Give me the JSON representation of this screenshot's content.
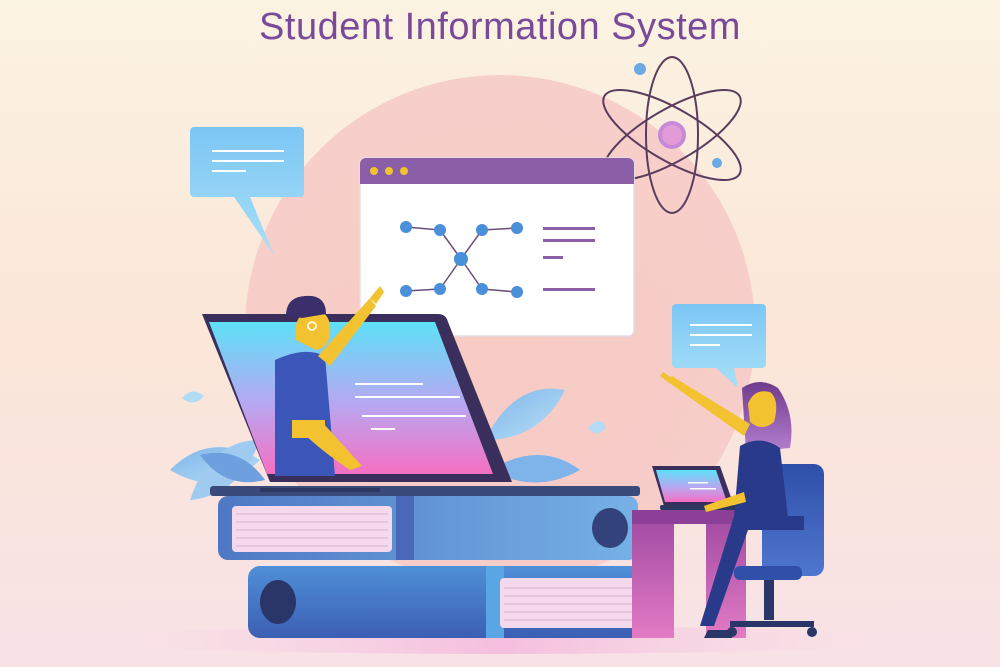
{
  "title": "Student Information System",
  "colors": {
    "title": "#7a4a9a",
    "background_top": "#fbf3e2",
    "background_bottom": "#f8e2e6",
    "accent_purple": "#8b5fa8",
    "accent_blue": "#4a8fd9",
    "skin_yellow": "#f2c230"
  },
  "illustration": {
    "icons": [
      "atom-icon",
      "speech-bubble-icon",
      "browser-window-icon",
      "network-diagram-icon",
      "laptop-icon",
      "book-stack-icon",
      "chair-icon",
      "leaf-icon"
    ]
  }
}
#####
*Task objective*.
Set the pictures aside and transcribe the data above exactly.

*The solution*.
Give me the JSON representation of this screenshot's content.
{
  "title": "Student Information System",
  "colors": {
    "title": "#7a4a9a",
    "background_top": "#fbf3e2",
    "background_bottom": "#f8e2e6",
    "accent_purple": "#8b5fa8",
    "accent_blue": "#4a8fd9",
    "skin_yellow": "#f2c230"
  },
  "illustration": {
    "icons": [
      "atom-icon",
      "speech-bubble-icon",
      "browser-window-icon",
      "network-diagram-icon",
      "laptop-icon",
      "book-stack-icon",
      "chair-icon",
      "leaf-icon"
    ]
  }
}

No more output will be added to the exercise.